### Material shown
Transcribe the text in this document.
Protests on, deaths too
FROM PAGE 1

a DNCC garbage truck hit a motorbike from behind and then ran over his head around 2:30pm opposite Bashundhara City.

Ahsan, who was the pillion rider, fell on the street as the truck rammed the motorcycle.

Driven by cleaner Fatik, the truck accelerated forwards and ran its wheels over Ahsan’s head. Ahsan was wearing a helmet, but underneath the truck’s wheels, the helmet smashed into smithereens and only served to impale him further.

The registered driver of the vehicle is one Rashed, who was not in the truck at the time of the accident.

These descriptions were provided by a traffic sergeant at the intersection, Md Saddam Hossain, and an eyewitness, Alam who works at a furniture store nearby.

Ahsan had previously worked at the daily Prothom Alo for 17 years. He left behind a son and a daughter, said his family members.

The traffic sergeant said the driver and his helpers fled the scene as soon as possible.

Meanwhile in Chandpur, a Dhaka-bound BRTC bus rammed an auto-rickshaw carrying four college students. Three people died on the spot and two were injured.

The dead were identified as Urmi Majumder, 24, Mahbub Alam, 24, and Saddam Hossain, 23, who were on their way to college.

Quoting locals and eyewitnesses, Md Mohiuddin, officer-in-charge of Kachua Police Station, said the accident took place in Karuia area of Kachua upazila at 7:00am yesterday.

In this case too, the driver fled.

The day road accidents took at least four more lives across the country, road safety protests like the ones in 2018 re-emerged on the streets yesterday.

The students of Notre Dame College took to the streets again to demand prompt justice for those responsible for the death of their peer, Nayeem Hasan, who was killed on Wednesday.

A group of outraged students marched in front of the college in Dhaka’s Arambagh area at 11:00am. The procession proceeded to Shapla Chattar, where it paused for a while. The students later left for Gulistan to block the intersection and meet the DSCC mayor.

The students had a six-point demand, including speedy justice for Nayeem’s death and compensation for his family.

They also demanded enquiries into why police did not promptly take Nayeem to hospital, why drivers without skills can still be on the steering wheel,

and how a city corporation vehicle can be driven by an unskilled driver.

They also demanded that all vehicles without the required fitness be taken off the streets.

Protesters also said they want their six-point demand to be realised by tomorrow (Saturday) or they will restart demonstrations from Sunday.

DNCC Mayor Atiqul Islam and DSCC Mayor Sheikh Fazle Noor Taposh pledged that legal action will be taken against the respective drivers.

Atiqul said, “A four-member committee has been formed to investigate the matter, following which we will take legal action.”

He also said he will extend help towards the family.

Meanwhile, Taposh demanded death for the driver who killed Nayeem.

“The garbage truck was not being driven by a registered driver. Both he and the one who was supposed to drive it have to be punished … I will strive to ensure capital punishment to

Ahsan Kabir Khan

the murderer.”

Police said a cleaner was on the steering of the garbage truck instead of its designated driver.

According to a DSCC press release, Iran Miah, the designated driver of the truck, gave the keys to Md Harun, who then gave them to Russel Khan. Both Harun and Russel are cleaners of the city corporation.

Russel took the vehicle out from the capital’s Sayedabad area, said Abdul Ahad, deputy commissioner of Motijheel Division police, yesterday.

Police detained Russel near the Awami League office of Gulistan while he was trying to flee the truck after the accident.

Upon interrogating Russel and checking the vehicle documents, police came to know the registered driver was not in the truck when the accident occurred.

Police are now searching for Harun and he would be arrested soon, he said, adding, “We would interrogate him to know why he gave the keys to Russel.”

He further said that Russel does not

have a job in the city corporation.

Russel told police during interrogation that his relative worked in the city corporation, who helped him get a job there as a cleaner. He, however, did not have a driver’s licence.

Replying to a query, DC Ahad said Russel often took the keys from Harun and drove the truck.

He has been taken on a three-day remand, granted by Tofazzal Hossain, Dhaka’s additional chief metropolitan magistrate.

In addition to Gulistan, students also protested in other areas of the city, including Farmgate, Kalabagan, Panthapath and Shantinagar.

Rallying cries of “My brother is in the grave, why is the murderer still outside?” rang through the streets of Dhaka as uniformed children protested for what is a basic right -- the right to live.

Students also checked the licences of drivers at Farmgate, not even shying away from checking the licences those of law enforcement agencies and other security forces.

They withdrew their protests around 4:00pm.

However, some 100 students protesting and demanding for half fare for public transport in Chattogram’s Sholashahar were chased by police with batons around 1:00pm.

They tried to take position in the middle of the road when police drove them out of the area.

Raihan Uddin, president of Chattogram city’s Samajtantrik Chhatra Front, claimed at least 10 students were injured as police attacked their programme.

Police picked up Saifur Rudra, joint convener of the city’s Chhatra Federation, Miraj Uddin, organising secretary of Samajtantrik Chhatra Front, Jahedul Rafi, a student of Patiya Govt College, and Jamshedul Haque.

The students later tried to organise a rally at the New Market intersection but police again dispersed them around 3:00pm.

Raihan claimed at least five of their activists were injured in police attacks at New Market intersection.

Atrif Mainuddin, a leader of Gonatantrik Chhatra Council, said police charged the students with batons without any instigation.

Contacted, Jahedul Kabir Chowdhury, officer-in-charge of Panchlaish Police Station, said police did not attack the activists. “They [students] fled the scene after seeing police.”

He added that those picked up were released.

### What is being asked
Copy out each line exactly as written.

### Solution to the exercise
Transcribe the text in this document.
Protests on, deaths too
FROM PAGE 1

a DNCC garbage truck hit a motorbike from behind and then ran over his head around 2:30pm opposite Bashundhara City.

Ahsan, who was the pillion rider, fell on the street as the truck rammed the motorcycle.

Driven by cleaner Fatik, the truck accelerated forwards and ran its wheels over Ahsan’s head. Ahsan was wearing a helmet, but underneath the truck’s wheels, the helmet smashed into smithereens and only served to impale him further.

The registered driver of the vehicle is one Rashed, who was not in the truck at the time of the accident.

These descriptions were provided by a traffic sergeant at the intersection, Md Saddam Hossain, and an eyewitness, Alam who works at a furniture store nearby.

Ahsan had previously worked at the daily Prothom Alo for 17 years. He left behind a son and a daughter, said his family members.

The traffic sergeant said the driver and his helpers fled the scene as soon as possible.

Meanwhile in Chandpur, a Dhaka-bound BRTC bus rammed an auto-rickshaw carrying four college students. Three people died on the spot and two were injured.

The dead were identified as Urmi Majumder, 24, Mahbub Alam, 24, and Saddam Hossain, 23, who were on their way to college.

Quoting locals and eyewitnesses, Md Mohiuddin, officer-in-charge of Kachua Police Station, said the accident took place in Karuia area of Kachua upazila at 7:00am yesterday.

In this case too, the driver fled.

The day road accidents took at least four more lives across the country, road safety protests like the ones in 2018 re-emerged on the streets yesterday.

The students of Notre Dame College took to the streets again to demand prompt justice for those responsible for the death of their peer, Nayeem Hasan, who was killed on Wednesday.

A group of outraged students marched in front of the college in Dhaka’s Arambagh area at 11:00am. The procession proceeded to Shapla Chattar, where it paused for a while. The students later left for Gulistan to block the intersection and meet the DSCC mayor.

The students had a six-point demand, including speedy justice for Nayeem’s death and compensation for his family.

They also demanded enquiries into why police did not promptly take Nayeem to hospital, why drivers without skills can still be on the steering wheel,

and how a city corporation vehicle can be driven by an unskilled driver.

They also demanded that all vehicles without the required fitness be taken off the streets.

Protesters also said they want their six-point demand to be realised by tomorrow (Saturday) or they will restart demonstrations from Sunday.

DNCC Mayor Atiqul Islam and DSCC Mayor Sheikh Fazle Noor Taposh pledged that legal action will be taken against the respective drivers.

Atiqul said, “A four-member committee has been formed to investigate the matter, following which we will take legal action.”

He also said he will extend help towards the family.

Meanwhile, Taposh demanded death for the driver who killed Nayeem.

“The garbage truck was not being driven by a registered driver. Both he and the one who was supposed to drive it have to be punished … I will strive to ensure capital punishment to

Ahsan Kabir Khan

the murderer.”

Police said a cleaner was on the steering of the garbage truck instead of its designated driver.

According to a DSCC press release, Iran Miah, the designated driver of the truck, gave the keys to Md Harun, who then gave them to Russel Khan. Both Harun and Russel are cleaners of the city corporation.

Russel took the vehicle out from the capital’s Sayedabad area, said Abdul Ahad, deputy commissioner of Motijheel Division police, yesterday.

Police detained Russel near the Awami League office of Gulistan while he was trying to flee the truck after the accident.

Upon interrogating Russel and checking the vehicle documents, police came to know the registered driver was not in the truck when the accident occurred.

Police are now searching for Harun and he would be arrested soon, he said, adding, “We would interrogate him to know why he gave the keys to Russel.”

He further said that Russel does not

have a job in the city corporation.

Russel told police during interrogation that his relative worked in the city corporation, who helped him get a job there as a cleaner. He, however, did not have a driver’s licence.

Replying to a query, DC Ahad said Russel often took the keys from Harun and drove the truck.

He has been taken on a three-day remand, granted by Tofazzal Hossain, Dhaka’s additional chief metropolitan magistrate.

In addition to Gulistan, students also protested in other areas of the city, including Farmgate, Kalabagan, Panthapath and Shantinagar.

Rallying cries of “My brother is in the grave, why is the murderer still outside?” rang through the streets of Dhaka as uniformed children protested for what is a basic right -- the right to live.

Students also checked the licences of drivers at Farmgate, not even shying away from checking the licences those of law enforcement agencies and other security forces.

They withdrew their protests around 4:00pm.

However, some 100 students protesting and demanding for half fare for public transport in Chattogram’s Sholashahar were chased by police with batons around 1:00pm.

They tried to take position in the middle of the road when police drove them out of the area.

Raihan Uddin, president of Chattogram city’s Samajtantrik Chhatra Front, claimed at least 10 students were injured as police attacked their programme.

Police picked up Saifur Rudra, joint convener of the city’s Chhatra Federation, Miraj Uddin, organising secretary of Samajtantrik Chhatra Front, Jahedul Rafi, a student of Patiya Govt College, and Jamshedul Haque.

The students later tried to organise a rally at the New Market intersection but police again dispersed them around 3:00pm.

Raihan claimed at least five of their activists were injured in police attacks at New Market intersection.

Atrif Mainuddin, a leader of Gonatantrik Chhatra Council, said police charged the students with batons without any instigation.

Contacted, Jahedul Kabir Chowdhury, officer-in-charge of Panchlaish Police Station, said police did not attack the activists. “They [students] fled the scene after seeing police.”

He added that those picked up were released.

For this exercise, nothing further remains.